* BEGIN Information given *

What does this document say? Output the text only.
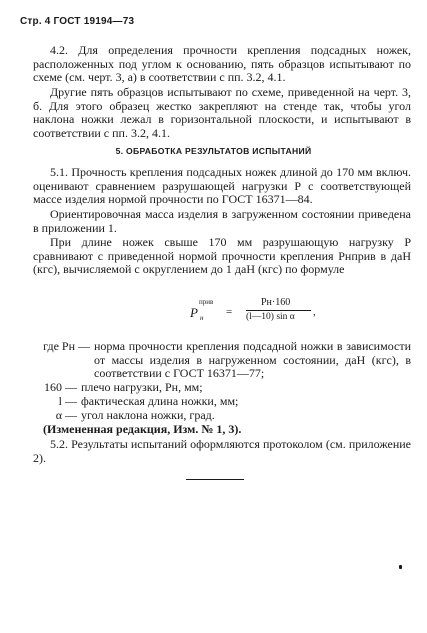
Стр. 4 ГОСТ 19194—73
4.2. Для определения прочности крепления подсадных ножек, расположенных под углом к основанию, пять образцов испытывают по схеме (см. черт. 3, а) в соответствии с пп. 3.2, 4.1.
Другие пять образцов испытывают по схеме, приведенной на черт. 3, б. Для этого образец жестко закрепляют на стенде так, чтобы угол наклона ножки лежал в горизонтальной плоскости, и испытывают в соответствии с пп. 3.2, 4.1.
5. ОБРАБОТКА РЕЗУЛЬТАТОВ ИСПЫТАНИЙ
5.1. Прочность крепления подсадных ножек длиной до 170 мм включ. оценивают сравнением разрушающей нагрузки Р с соответствующей массе изделия нормой прочности по ГОСТ 16371—84.
Ориентировочная масса изделия в загруженном состоянии приведена в приложении 1.
При длине ножек свыше 170 мм разрушающую нагрузку Р сравнивают с приведенной нормой прочности крепления Рнприв в даН (кгс), вычисляемой с округлением до 1 даН (кгс) по формуле
P
прив
н =
Pн·160
(l—10) sin α ,
где Pн — норма прочности крепления подсадной ножки в зависимости от массы изделия в нагруженном состоянии, даН (кгс), в соответствии с ГОСТ 16371—77;
160 — плечо нагрузки, Pн, мм;
l — фактическая длина ножки, мм;
α — угол наклона ножки, град.
(Измененная редакция, Изм. № 1, 3).
5.2. Результаты испытаний оформляются протоколом (см. приложение 2).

* END Information given *

§ **Required work**:
Transcribe all the lines above exactly, apart from the pictures.

§ **Problem solution**:
What does this document say? Output the text only.
Стр. 4 ГОСТ 19194—73
4.2. Для определения прочности крепления подсадных ножек, расположенных под углом к основанию, пять образцов испытывают по схеме (см. черт. 3, а) в соответствии с пп. 3.2, 4.1.
Другие пять образцов испытывают по схеме, приведенной на черт. 3, б. Для этого образец жестко закрепляют на стенде так, чтобы угол наклона ножки лежал в горизонтальной плоскости, и испытывают в соответствии с пп. 3.2, 4.1.
5. ОБРАБОТКА РЕЗУЛЬТАТОВ ИСПЫТАНИЙ
5.1. Прочность крепления подсадных ножек длиной до 170 мм включ. оценивают сравнением разрушающей нагрузки Р с соответствующей массе изделия нормой прочности по ГОСТ 16371—84.
Ориентировочная масса изделия в загруженном состоянии приведена в приложении 1.
При длине ножек свыше 170 мм разрушающую нагрузку Р сравнивают с приведенной нормой прочности крепления Рнприв в даН (кгс), вычисляемой с округлением до 1 даН (кгс) по формуле
P
прив
н =
Pн·160
(l—10) sin α ,
где Pн — норма прочности крепления подсадной ножки в зависимости от массы изделия в нагруженном состоянии, даН (кгс), в соответствии с ГОСТ 16371—77;
160 — плечо нагрузки, Pн, мм;
l — фактическая длина ножки, мм;
α — угол наклона ножки, град.
(Измененная редакция, Изм. № 1, 3).
5.2. Результаты испытаний оформляются протоколом (см. приложение 2).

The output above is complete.